# DESCRIPTION OF THE TASK
The entries that follow should be written out exactly.

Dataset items

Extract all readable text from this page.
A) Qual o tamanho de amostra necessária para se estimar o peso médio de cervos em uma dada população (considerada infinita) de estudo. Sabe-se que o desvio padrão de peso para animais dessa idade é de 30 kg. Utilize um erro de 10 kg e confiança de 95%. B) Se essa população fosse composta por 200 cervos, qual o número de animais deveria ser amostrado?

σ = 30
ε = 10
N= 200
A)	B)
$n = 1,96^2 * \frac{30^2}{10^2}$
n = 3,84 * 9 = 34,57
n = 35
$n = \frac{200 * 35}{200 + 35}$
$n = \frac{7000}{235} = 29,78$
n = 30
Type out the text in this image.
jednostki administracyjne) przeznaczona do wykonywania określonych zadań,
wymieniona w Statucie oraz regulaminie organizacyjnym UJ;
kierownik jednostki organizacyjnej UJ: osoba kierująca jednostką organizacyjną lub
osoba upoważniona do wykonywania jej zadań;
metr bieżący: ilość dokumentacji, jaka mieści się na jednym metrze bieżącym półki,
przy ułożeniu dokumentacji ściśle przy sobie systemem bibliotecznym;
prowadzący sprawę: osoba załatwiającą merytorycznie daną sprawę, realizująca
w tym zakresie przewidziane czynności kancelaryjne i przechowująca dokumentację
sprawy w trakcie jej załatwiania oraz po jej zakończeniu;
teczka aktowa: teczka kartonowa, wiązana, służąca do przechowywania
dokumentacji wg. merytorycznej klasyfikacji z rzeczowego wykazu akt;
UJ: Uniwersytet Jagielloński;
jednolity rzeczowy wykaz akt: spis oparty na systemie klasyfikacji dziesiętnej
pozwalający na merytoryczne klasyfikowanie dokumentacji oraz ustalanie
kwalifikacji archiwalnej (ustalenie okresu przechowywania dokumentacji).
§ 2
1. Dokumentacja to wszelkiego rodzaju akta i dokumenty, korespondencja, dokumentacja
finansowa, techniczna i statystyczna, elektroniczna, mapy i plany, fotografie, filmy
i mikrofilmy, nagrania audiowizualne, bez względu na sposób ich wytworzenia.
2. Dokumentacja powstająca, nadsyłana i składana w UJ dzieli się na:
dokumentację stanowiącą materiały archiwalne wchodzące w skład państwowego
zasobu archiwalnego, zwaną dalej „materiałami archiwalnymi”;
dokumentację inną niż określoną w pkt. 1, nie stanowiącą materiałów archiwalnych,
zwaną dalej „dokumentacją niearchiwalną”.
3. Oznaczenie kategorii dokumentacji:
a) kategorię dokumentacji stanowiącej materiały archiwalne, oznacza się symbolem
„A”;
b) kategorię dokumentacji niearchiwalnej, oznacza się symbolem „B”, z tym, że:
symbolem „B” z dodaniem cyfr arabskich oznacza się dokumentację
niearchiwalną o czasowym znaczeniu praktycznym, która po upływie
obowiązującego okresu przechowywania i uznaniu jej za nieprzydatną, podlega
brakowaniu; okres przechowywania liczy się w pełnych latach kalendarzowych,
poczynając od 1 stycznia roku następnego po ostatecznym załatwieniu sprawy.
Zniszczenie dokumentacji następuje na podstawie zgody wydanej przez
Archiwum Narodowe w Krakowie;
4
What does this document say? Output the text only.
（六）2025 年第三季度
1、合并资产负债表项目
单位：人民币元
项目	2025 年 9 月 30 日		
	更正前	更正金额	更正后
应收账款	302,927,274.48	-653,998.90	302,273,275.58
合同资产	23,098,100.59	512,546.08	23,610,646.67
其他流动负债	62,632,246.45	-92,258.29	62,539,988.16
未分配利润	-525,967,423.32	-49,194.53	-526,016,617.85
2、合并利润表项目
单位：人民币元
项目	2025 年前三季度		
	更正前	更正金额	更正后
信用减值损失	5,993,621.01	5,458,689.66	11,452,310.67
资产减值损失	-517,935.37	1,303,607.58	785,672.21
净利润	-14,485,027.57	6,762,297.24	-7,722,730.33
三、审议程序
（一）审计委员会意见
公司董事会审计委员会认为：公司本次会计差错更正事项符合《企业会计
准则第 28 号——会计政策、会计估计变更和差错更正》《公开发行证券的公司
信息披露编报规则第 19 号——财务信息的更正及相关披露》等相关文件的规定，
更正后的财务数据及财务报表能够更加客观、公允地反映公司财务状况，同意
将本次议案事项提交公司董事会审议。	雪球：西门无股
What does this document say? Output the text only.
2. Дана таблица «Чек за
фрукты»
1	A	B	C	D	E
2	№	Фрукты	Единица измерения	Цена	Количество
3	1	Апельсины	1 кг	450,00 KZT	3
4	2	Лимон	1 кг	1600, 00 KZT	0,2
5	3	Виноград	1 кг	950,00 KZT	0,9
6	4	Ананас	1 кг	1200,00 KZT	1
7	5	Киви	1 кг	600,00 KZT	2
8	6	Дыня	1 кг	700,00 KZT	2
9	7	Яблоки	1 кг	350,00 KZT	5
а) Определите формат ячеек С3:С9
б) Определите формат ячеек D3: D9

# FINISHED EXERCISE
Extract all readable text from this page.
A) Qual o tamanho de amostra necessária para se estimar o peso médio de cervos em uma dada população (considerada infinita) de estudo. Sabe-se que o desvio padrão de peso para animais dessa idade é de 30 kg. Utilize um erro de 10 kg e confiança de 95%. B) Se essa população fosse composta por 200 cervos, qual o número de animais deveria ser amostrado?

σ = 30
ε = 10
N= 200
A)	B)
$n = 1,96^2 * \frac{30^2}{10^2}$
n = 3,84 * 9 = 34,57
n = 35
$n = \frac{200 * 35}{200 + 35}$
$n = \frac{7000}{235} = 29,78$
n = 30
Type out the text in this image.
jednostki administracyjne) przeznaczona do wykonywania określonych zadań,
wymieniona w Statucie oraz regulaminie organizacyjnym UJ;
kierownik jednostki organizacyjnej UJ: osoba kierująca jednostką organizacyjną lub
osoba upoważniona do wykonywania jej zadań;
metr bieżący: ilość dokumentacji, jaka mieści się na jednym metrze bieżącym półki,
przy ułożeniu dokumentacji ściśle przy sobie systemem bibliotecznym;
prowadzący sprawę: osoba załatwiającą merytorycznie daną sprawę, realizująca
w tym zakresie przewidziane czynności kancelaryjne i przechowująca dokumentację
sprawy w trakcie jej załatwiania oraz po jej zakończeniu;
teczka aktowa: teczka kartonowa, wiązana, służąca do przechowywania
dokumentacji wg. merytorycznej klasyfikacji z rzeczowego wykazu akt;
UJ: Uniwersytet Jagielloński;
jednolity rzeczowy wykaz akt: spis oparty na systemie klasyfikacji dziesiętnej
pozwalający na merytoryczne klasyfikowanie dokumentacji oraz ustalanie
kwalifikacji archiwalnej (ustalenie okresu przechowywania dokumentacji).
§ 2
1. Dokumentacja to wszelkiego rodzaju akta i dokumenty, korespondencja, dokumentacja
finansowa, techniczna i statystyczna, elektroniczna, mapy i plany, fotografie, filmy
i mikrofilmy, nagrania audiowizualne, bez względu na sposób ich wytworzenia.
2. Dokumentacja powstająca, nadsyłana i składana w UJ dzieli się na:
dokumentację stanowiącą materiały archiwalne wchodzące w skład państwowego
zasobu archiwalnego, zwaną dalej „materiałami archiwalnymi”;
dokumentację inną niż określoną w pkt. 1, nie stanowiącą materiałów archiwalnych,
zwaną dalej „dokumentacją niearchiwalną”.
3. Oznaczenie kategorii dokumentacji:
a) kategorię dokumentacji stanowiącej materiały archiwalne, oznacza się symbolem
„A”;
b) kategorię dokumentacji niearchiwalnej, oznacza się symbolem „B”, z tym, że:
symbolem „B” z dodaniem cyfr arabskich oznacza się dokumentację
niearchiwalną o czasowym znaczeniu praktycznym, która po upływie
obowiązującego okresu przechowywania i uznaniu jej za nieprzydatną, podlega
brakowaniu; okres przechowywania liczy się w pełnych latach kalendarzowych,
poczynając od 1 stycznia roku następnego po ostatecznym załatwieniu sprawy.
Zniszczenie dokumentacji następuje na podstawie zgody wydanej przez
Archiwum Narodowe w Krakowie;
4
What does this document say? Output the text only.
（六）2025 年第三季度
1、合并资产负债表项目
单位：人民币元
项目	2025 年 9 月 30 日		
	更正前	更正金额	更正后
应收账款	302,927,274.48	-653,998.90	302,273,275.58
合同资产	23,098,100.59	512,546.08	23,610,646.67
其他流动负债	62,632,246.45	-92,258.29	62,539,988.16
未分配利润	-525,967,423.32	-49,194.53	-526,016,617.85
2、合并利润表项目
单位：人民币元
项目	2025 年前三季度		
	更正前	更正金额	更正后
信用减值损失	5,993,621.01	5,458,689.66	11,452,310.67
资产减值损失	-517,935.37	1,303,607.58	785,672.21
净利润	-14,485,027.57	6,762,297.24	-7,722,730.33
三、审议程序
（一）审计委员会意见
公司董事会审计委员会认为：公司本次会计差错更正事项符合《企业会计
准则第 28 号——会计政策、会计估计变更和差错更正》《公开发行证券的公司
信息披露编报规则第 19 号——财务信息的更正及相关披露》等相关文件的规定，
更正后的财务数据及财务报表能够更加客观、公允地反映公司财务状况，同意
将本次议案事项提交公司董事会审议。	雪球：西门无股
What does this document say? Output the text only.
2. Дана таблица «Чек за
фрукты»
1	A	B	C	D	E
2	№	Фрукты	Единица измерения	Цена	Количество
3	1	Апельсины	1 кг	450,00 KZT	3
4	2	Лимон	1 кг	1600, 00 KZT	0,2
5	3	Виноград	1 кг	950,00 KZT	0,9
6	4	Ананас	1 кг	1200,00 KZT	1
7	5	Киви	1 кг	600,00 KZT	2
8	6	Дыня	1 кг	700,00 KZT	2
9	7	Яблоки	1 кг	350,00 KZT	5
а) Определите формат ячеек С3:С9
б) Определите формат ячеек D3: D9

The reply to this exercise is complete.